The exercise: Repeat, without any change, the entries presented below.

··· Data to process

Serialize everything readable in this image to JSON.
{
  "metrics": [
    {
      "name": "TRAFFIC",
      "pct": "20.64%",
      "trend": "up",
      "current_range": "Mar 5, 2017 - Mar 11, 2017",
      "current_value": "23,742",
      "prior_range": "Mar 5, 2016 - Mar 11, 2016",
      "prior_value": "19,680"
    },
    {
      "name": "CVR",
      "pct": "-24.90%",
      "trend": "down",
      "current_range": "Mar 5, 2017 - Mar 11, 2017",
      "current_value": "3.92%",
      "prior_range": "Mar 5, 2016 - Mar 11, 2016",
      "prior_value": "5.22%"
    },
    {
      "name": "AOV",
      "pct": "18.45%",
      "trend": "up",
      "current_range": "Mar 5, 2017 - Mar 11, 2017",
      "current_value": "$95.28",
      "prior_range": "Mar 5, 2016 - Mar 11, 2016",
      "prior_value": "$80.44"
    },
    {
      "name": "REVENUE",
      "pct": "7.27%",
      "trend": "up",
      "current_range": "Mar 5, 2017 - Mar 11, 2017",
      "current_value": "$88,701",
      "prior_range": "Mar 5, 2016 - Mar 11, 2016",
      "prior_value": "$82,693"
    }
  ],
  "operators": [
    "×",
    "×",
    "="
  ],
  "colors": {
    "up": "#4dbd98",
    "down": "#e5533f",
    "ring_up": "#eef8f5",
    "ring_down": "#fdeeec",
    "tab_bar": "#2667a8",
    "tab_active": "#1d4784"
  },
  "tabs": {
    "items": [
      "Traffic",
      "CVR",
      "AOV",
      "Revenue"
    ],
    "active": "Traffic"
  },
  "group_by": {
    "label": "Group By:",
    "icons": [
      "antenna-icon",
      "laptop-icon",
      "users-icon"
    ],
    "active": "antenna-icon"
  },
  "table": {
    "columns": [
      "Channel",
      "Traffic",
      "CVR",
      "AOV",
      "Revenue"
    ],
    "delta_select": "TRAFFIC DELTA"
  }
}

······

In response:
Serialize everything readable in this image to JSON.
{
  "metrics": [
    {
      "name": "TRAFFIC",
      "pct": "20.64%",
      "trend": "up",
      "current_range": "Mar 5, 2017 - Mar 11, 2017",
      "current_value": "23,742",
      "prior_range": "Mar 5, 2016 - Mar 11, 2016",
      "prior_value": "19,680"
    },
    {
      "name": "CVR",
      "pct": "-24.90%",
      "trend": "down",
      "current_range": "Mar 5, 2017 - Mar 11, 2017",
      "current_value": "3.92%",
      "prior_range": "Mar 5, 2016 - Mar 11, 2016",
      "prior_value": "5.22%"
    },
    {
      "name": "AOV",
      "pct": "18.45%",
      "trend": "up",
      "current_range": "Mar 5, 2017 - Mar 11, 2017",
      "current_value": "$95.28",
      "prior_range": "Mar 5, 2016 - Mar 11, 2016",
      "prior_value": "$80.44"
    },
    {
      "name": "REVENUE",
      "pct": "7.27%",
      "trend": "up",
      "current_range": "Mar 5, 2017 - Mar 11, 2017",
      "current_value": "$88,701",
      "prior_range": "Mar 5, 2016 - Mar 11, 2016",
      "prior_value": "$82,693"
    }
  ],
  "operators": [
    "×",
    "×",
    "="
  ],
  "colors": {
    "up": "#4dbd98",
    "down": "#e5533f",
    "ring_up": "#eef8f5",
    "ring_down": "#fdeeec",
    "tab_bar": "#2667a8",
    "tab_active": "#1d4784"
  },
  "tabs": {
    "items": [
      "Traffic",
      "CVR",
      "AOV",
      "Revenue"
    ],
    "active": "Traffic"
  },
  "group_by": {
    "label": "Group By:",
    "icons": [
      "antenna-icon",
      "laptop-icon",
      "users-icon"
    ],
    "active": "antenna-icon"
  },
  "table": {
    "columns": [
      "Channel",
      "Traffic",
      "CVR",
      "AOV",
      "Revenue"
    ],
    "delta_select": "TRAFFIC DELTA"
  }
}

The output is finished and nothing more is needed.